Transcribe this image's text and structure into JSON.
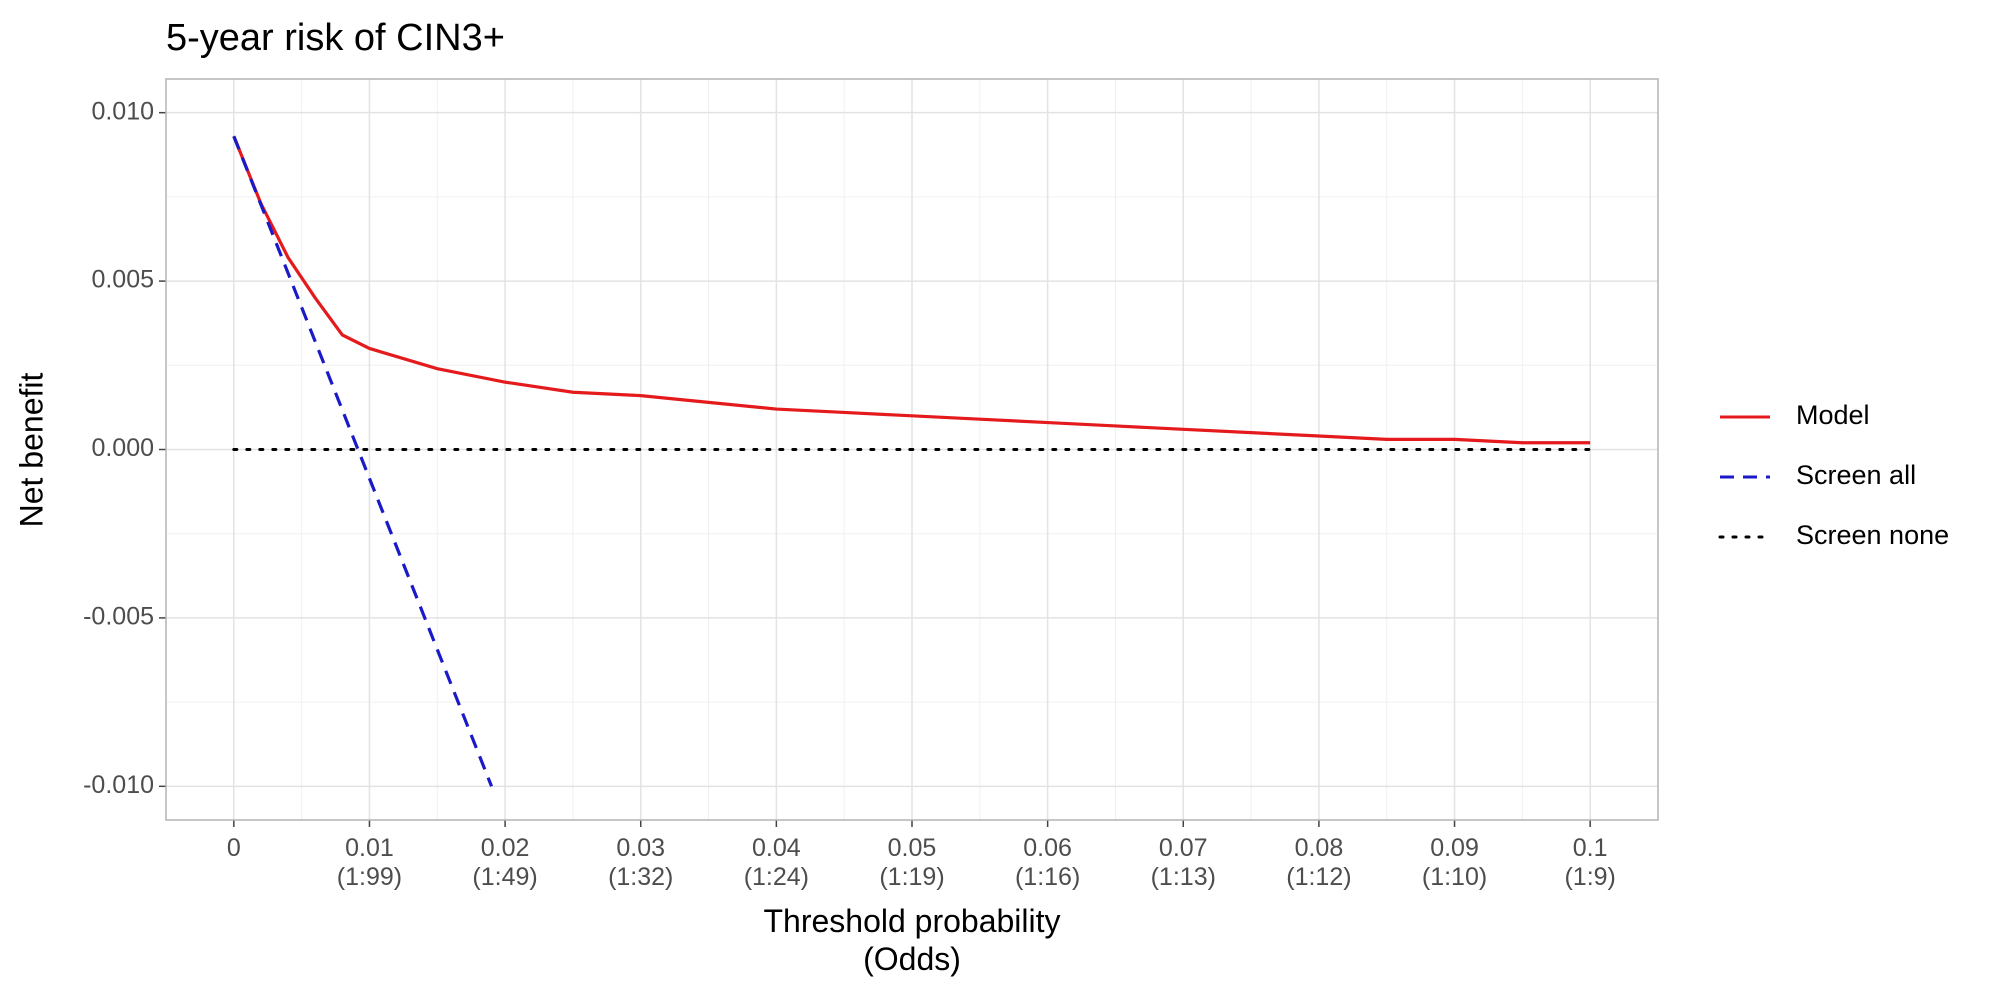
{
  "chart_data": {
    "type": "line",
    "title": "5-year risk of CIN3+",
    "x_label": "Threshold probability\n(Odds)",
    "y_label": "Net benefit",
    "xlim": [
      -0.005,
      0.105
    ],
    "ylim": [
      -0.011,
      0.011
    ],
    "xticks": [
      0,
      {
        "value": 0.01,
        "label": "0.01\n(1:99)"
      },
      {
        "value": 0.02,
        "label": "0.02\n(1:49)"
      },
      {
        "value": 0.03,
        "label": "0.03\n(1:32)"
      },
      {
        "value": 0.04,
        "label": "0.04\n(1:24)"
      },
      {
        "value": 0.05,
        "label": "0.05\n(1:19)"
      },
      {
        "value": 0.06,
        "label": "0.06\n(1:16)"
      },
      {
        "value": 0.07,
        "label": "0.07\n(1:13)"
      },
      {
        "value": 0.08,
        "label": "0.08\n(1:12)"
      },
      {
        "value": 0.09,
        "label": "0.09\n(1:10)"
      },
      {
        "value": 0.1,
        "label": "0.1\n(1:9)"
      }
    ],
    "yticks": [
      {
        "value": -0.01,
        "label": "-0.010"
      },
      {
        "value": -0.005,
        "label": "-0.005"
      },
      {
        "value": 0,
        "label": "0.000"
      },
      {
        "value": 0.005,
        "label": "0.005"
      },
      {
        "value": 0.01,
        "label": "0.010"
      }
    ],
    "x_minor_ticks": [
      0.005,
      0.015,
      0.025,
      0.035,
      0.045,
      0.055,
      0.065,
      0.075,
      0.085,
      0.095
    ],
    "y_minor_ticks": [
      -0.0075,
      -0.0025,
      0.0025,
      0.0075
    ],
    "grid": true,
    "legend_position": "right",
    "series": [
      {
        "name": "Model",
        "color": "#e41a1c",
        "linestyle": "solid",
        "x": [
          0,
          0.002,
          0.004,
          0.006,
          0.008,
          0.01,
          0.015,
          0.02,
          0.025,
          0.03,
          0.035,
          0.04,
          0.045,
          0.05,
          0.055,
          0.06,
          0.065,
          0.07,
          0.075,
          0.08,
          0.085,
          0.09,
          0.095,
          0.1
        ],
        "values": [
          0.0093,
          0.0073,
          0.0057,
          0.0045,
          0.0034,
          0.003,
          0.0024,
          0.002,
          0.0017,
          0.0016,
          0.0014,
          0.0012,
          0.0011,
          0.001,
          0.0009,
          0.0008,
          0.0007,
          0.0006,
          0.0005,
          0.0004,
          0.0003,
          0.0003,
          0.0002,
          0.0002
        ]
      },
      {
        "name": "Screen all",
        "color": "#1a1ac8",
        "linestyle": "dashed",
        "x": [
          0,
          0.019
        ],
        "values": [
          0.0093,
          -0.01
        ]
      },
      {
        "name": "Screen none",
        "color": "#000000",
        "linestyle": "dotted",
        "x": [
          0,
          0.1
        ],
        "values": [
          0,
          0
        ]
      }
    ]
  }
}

◆ ◆ ◆ ◆ ◆ ◆ ◆

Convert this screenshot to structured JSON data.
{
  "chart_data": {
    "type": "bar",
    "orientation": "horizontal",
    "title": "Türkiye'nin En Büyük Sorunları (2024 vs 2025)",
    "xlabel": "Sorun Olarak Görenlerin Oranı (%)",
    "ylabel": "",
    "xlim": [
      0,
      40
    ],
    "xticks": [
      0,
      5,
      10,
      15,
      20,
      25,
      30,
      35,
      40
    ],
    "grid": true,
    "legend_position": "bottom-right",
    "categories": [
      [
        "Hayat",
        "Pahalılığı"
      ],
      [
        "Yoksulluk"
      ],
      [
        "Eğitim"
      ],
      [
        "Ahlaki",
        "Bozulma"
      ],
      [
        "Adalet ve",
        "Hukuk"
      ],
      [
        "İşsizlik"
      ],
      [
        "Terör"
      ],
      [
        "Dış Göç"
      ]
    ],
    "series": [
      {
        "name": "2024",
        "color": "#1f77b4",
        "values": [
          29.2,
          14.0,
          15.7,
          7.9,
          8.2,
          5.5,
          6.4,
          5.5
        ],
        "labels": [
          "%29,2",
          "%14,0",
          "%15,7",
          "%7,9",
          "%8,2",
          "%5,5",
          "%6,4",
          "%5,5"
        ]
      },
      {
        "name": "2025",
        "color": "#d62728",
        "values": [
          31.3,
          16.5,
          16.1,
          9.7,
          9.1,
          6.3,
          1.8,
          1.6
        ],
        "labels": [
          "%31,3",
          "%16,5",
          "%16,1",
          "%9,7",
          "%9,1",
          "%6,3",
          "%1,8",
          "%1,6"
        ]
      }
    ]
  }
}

◆ ◆ ◆ ◆ ◆ ◆ ◆

=== Set problem ===
Above are lines of data; state how many of them contain the word "this", with no other output.

=== Solution ===
2